> **Do this**: Check every line of the material below for the string "nước", and return the ones that have it.

─── Supplied records ───

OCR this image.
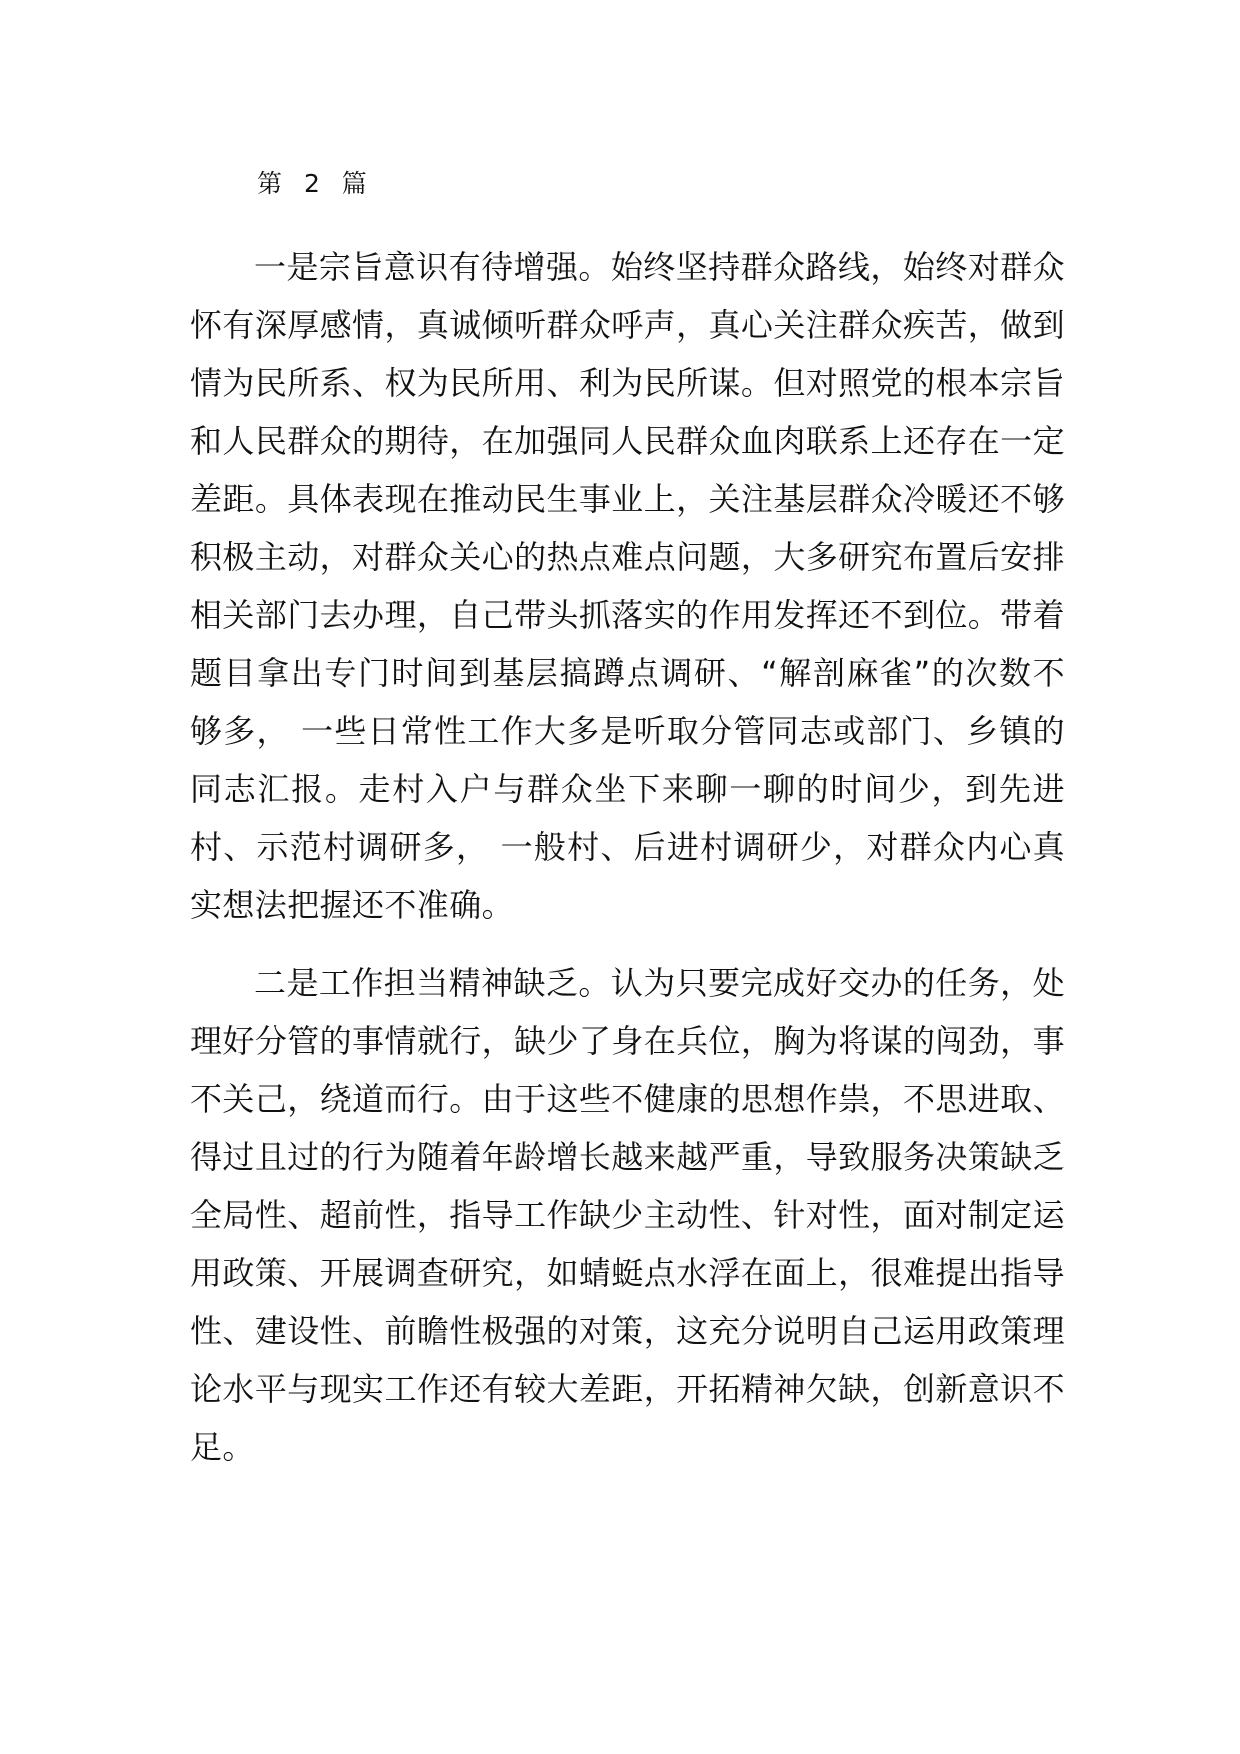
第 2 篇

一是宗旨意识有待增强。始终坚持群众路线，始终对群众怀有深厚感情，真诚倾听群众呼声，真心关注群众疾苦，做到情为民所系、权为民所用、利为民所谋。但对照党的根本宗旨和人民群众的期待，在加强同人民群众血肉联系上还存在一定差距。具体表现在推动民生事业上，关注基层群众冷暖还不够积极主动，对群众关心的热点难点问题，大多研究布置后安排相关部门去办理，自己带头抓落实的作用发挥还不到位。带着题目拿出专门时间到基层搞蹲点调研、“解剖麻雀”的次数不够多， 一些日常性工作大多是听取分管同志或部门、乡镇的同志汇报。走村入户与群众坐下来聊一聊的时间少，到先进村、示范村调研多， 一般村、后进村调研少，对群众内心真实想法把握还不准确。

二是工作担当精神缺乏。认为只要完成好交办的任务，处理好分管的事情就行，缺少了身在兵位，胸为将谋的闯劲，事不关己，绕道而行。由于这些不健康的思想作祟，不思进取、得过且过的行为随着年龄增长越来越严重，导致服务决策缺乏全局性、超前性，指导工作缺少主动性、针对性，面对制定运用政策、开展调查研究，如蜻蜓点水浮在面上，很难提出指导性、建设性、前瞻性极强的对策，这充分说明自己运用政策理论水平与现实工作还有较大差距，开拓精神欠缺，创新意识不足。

───
─── Supplied records ───

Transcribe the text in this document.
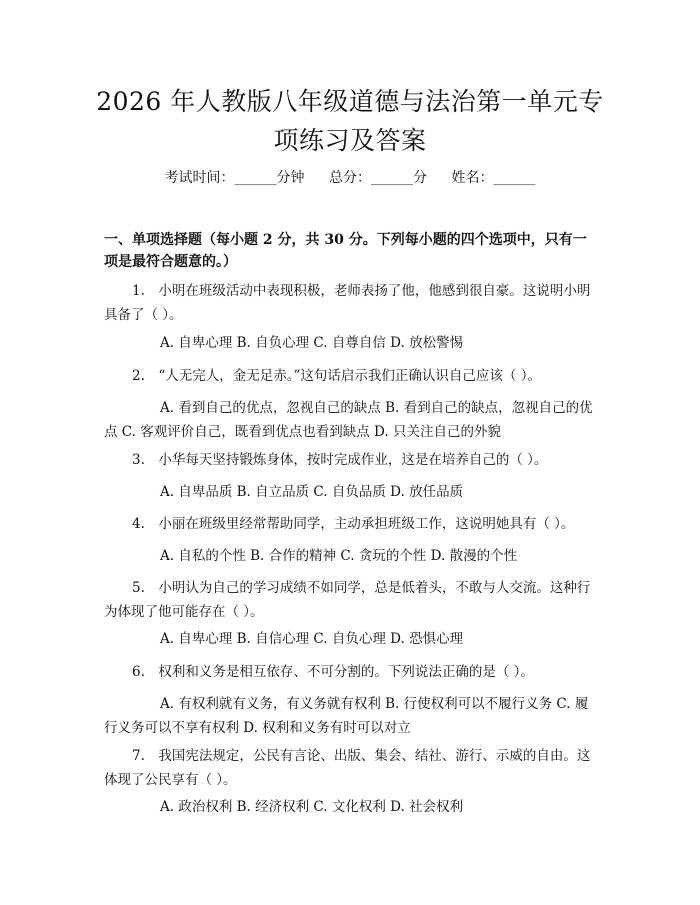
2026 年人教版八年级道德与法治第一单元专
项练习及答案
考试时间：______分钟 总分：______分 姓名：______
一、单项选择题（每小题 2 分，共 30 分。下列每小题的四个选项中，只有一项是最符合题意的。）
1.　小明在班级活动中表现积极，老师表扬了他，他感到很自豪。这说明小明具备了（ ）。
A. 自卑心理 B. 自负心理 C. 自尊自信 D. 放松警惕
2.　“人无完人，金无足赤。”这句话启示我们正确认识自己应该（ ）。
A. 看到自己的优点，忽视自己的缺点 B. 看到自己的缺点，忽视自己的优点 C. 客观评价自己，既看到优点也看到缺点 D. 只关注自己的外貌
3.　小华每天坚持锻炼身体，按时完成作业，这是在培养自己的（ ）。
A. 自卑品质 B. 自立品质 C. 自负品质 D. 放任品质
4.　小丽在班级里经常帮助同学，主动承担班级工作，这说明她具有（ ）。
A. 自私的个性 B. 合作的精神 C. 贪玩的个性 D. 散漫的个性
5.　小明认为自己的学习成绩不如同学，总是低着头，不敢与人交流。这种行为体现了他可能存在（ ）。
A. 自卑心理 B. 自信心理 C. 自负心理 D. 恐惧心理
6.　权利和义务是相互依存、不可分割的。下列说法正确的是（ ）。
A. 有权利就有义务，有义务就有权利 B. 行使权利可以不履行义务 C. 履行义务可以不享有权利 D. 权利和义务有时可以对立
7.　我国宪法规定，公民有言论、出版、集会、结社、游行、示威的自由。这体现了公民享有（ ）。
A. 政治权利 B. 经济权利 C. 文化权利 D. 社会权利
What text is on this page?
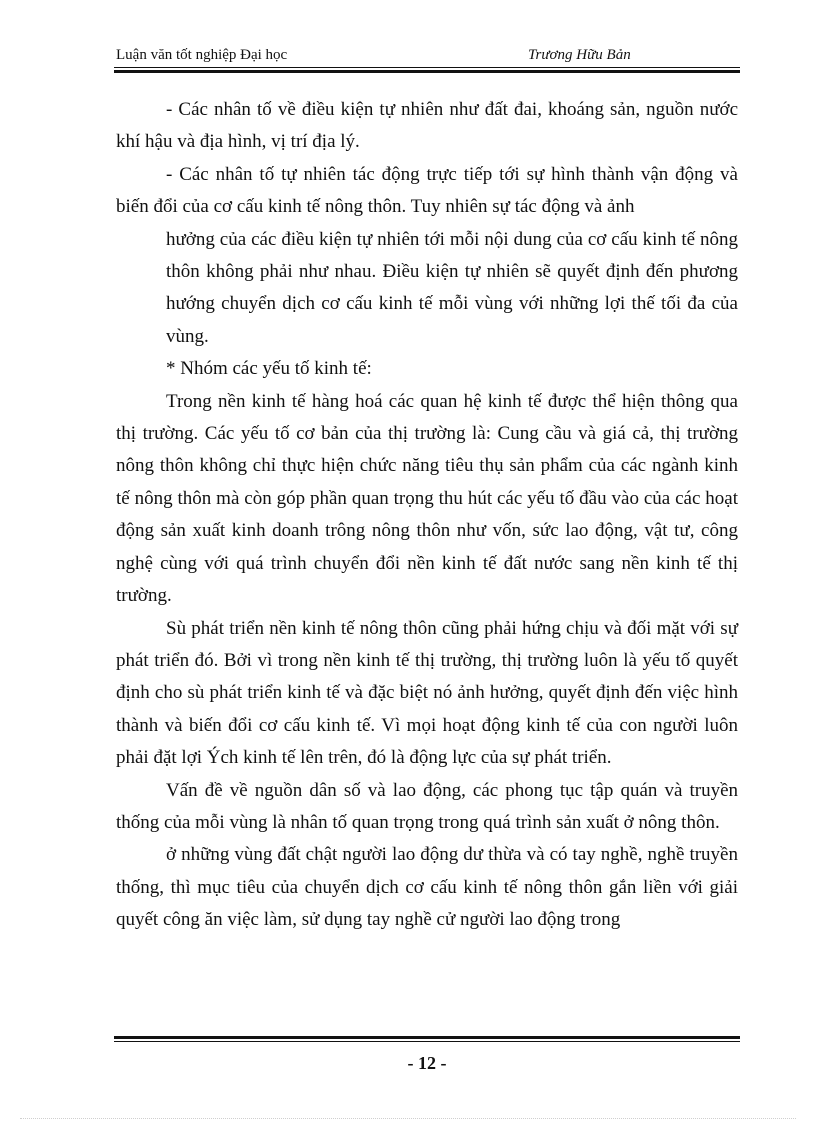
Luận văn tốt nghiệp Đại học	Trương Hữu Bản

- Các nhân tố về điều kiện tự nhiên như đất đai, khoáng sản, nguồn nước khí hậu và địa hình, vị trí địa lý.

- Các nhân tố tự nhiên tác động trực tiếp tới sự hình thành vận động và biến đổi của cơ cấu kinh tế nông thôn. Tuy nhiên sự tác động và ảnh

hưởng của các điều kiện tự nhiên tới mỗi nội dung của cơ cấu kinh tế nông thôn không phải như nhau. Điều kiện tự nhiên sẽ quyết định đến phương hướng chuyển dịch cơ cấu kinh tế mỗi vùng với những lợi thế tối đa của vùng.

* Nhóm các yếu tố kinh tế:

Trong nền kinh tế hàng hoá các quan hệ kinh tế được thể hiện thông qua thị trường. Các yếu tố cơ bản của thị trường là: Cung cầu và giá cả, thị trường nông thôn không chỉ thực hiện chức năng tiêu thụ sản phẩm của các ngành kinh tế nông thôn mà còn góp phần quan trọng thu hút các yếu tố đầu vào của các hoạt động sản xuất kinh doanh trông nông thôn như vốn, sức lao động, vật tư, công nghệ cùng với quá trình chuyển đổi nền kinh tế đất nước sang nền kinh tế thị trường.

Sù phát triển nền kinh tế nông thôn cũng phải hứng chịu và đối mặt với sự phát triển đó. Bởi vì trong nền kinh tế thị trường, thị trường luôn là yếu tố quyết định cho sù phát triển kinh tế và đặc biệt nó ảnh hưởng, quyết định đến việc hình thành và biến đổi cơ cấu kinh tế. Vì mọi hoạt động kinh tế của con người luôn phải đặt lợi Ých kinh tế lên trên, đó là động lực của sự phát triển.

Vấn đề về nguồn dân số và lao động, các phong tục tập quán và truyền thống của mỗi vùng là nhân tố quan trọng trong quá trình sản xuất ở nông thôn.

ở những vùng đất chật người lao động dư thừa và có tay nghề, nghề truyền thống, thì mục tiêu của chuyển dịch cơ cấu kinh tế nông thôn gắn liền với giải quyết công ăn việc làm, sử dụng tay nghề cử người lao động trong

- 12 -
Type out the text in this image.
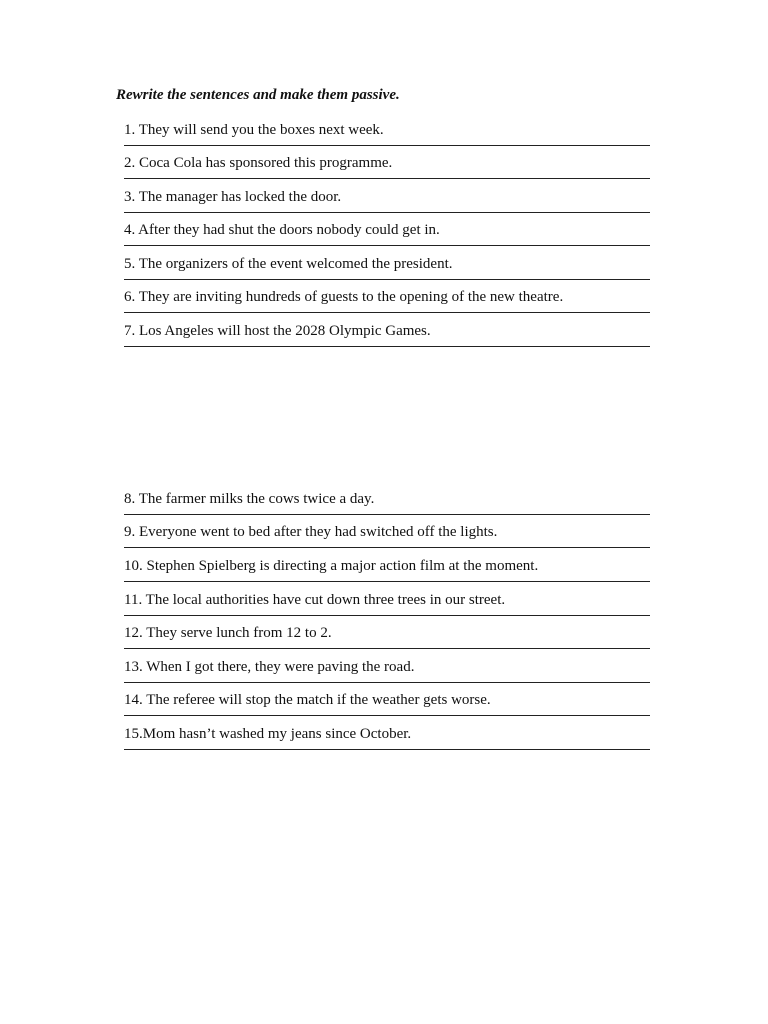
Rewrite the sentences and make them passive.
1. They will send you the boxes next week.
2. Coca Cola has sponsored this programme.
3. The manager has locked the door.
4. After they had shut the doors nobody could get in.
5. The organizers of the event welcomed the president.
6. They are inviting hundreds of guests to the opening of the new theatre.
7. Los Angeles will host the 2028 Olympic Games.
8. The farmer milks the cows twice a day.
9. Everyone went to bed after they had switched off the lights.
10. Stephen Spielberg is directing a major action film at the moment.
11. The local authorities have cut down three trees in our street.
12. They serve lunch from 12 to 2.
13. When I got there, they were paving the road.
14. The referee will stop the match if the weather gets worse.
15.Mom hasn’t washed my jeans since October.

───

> **Solution**:
- Các nhân tố về điều kiện tự nhiên như đất đai, khoáng sản, nguồn nước khí hậu và địa hình, vị trí địa lý.
Trong nền kinh tế hàng hoá các quan hệ kinh tế được thể hiện thông qua thị trường. Các yếu tố cơ bản của thị trường là: Cung cầu và giá cả, thị trường nông thôn không chỉ thực hiện chức năng tiêu thụ sản phẩm của các ngành kinh tế nông thôn mà còn góp phần quan trọng thu hút các yếu tố đầu vào của các hoạt động sản xuất kinh doanh trông nông thôn như vốn, sức lao động, vật tư, công nghệ cùng với quá trình chuyển đổi nền kinh tế đất nước sang nền kinh tế thị trường.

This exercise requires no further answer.